### RECORDS TO PROCESS
□ □ □ □
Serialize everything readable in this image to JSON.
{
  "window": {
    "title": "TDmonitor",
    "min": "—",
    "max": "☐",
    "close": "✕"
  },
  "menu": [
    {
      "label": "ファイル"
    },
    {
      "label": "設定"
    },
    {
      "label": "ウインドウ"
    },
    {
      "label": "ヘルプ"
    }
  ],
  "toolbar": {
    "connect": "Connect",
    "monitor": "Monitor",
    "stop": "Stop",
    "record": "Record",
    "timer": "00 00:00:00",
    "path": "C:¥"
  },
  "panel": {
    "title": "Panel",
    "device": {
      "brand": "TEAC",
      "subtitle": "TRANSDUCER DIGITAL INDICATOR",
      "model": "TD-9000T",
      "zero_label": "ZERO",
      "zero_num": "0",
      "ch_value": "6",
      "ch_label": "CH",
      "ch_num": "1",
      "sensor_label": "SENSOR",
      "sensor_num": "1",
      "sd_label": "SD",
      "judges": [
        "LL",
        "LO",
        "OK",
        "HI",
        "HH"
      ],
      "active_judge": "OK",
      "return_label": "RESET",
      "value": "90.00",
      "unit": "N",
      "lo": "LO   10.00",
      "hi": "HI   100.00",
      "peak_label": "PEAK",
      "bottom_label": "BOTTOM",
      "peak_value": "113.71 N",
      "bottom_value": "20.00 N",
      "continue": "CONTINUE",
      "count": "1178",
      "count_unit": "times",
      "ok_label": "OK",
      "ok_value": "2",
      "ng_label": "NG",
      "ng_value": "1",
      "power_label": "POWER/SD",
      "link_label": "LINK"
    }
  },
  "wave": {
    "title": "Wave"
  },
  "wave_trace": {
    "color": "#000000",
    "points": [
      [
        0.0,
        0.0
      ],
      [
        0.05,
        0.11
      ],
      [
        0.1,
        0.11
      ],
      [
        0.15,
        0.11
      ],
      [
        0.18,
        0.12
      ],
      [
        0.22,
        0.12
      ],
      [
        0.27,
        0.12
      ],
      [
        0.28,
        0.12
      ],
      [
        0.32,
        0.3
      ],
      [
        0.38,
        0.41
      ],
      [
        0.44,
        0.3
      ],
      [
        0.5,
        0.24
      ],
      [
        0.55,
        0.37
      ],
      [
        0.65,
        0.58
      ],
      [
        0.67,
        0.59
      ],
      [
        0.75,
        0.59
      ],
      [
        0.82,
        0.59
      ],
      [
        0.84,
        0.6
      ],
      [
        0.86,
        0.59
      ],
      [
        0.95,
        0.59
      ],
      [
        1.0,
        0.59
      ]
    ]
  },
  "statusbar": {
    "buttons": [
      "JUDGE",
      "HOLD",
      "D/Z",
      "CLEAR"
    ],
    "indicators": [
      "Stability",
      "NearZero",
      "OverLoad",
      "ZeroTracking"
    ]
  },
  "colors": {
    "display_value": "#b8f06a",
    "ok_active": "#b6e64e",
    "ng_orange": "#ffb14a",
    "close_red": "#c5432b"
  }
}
□ □ □ □
### EXERCISE OBJECTIVE
Repeat the material in full, exactly as it stands.

### FULL OUTPUT
Serialize everything readable in this image to JSON.
{
  "window": {
    "title": "TDmonitor",
    "min": "—",
    "max": "☐",
    "close": "✕"
  },
  "menu": [
    {
      "label": "ファイル"
    },
    {
      "label": "設定"
    },
    {
      "label": "ウインドウ"
    },
    {
      "label": "ヘルプ"
    }
  ],
  "toolbar": {
    "connect": "Connect",
    "monitor": "Monitor",
    "stop": "Stop",
    "record": "Record",
    "timer": "00 00:00:00",
    "path": "C:¥"
  },
  "panel": {
    "title": "Panel",
    "device": {
      "brand": "TEAC",
      "subtitle": "TRANSDUCER DIGITAL INDICATOR",
      "model": "TD-9000T",
      "zero_label": "ZERO",
      "zero_num": "0",
      "ch_value": "6",
      "ch_label": "CH",
      "ch_num": "1",
      "sensor_label": "SENSOR",
      "sensor_num": "1",
      "sd_label": "SD",
      "judges": [
        "LL",
        "LO",
        "OK",
        "HI",
        "HH"
      ],
      "active_judge": "OK",
      "return_label": "RESET",
      "value": "90.00",
      "unit": "N",
      "lo": "LO   10.00",
      "hi": "HI   100.00",
      "peak_label": "PEAK",
      "bottom_label": "BOTTOM",
      "peak_value": "113.71 N",
      "bottom_value": "20.00 N",
      "continue": "CONTINUE",
      "count": "1178",
      "count_unit": "times",
      "ok_label": "OK",
      "ok_value": "2",
      "ng_label": "NG",
      "ng_value": "1",
      "power_label": "POWER/SD",
      "link_label": "LINK"
    }
  },
  "wave": {
    "title": "Wave"
  },
  "wave_trace": {
    "color": "#000000",
    "points": [
      [
        0.0,
        0.0
      ],
      [
        0.05,
        0.11
      ],
      [
        0.1,
        0.11
      ],
      [
        0.15,
        0.11
      ],
      [
        0.18,
        0.12
      ],
      [
        0.22,
        0.12
      ],
      [
        0.27,
        0.12
      ],
      [
        0.28,
        0.12
      ],
      [
        0.32,
        0.3
      ],
      [
        0.38,
        0.41
      ],
      [
        0.44,
        0.3
      ],
      [
        0.5,
        0.24
      ],
      [
        0.55,
        0.37
      ],
      [
        0.65,
        0.58
      ],
      [
        0.67,
        0.59
      ],
      [
        0.75,
        0.59
      ],
      [
        0.82,
        0.59
      ],
      [
        0.84,
        0.6
      ],
      [
        0.86,
        0.59
      ],
      [
        0.95,
        0.59
      ],
      [
        1.0,
        0.59
      ]
    ]
  },
  "statusbar": {
    "buttons": [
      "JUDGE",
      "HOLD",
      "D/Z",
      "CLEAR"
    ],
    "indicators": [
      "Stability",
      "NearZero",
      "OverLoad",
      "ZeroTracking"
    ]
  },
  "colors": {
    "display_value": "#b8f06a",
    "ok_active": "#b6e64e",
    "ng_orange": "#ffb14a",
    "close_red": "#c5432b"
  }
}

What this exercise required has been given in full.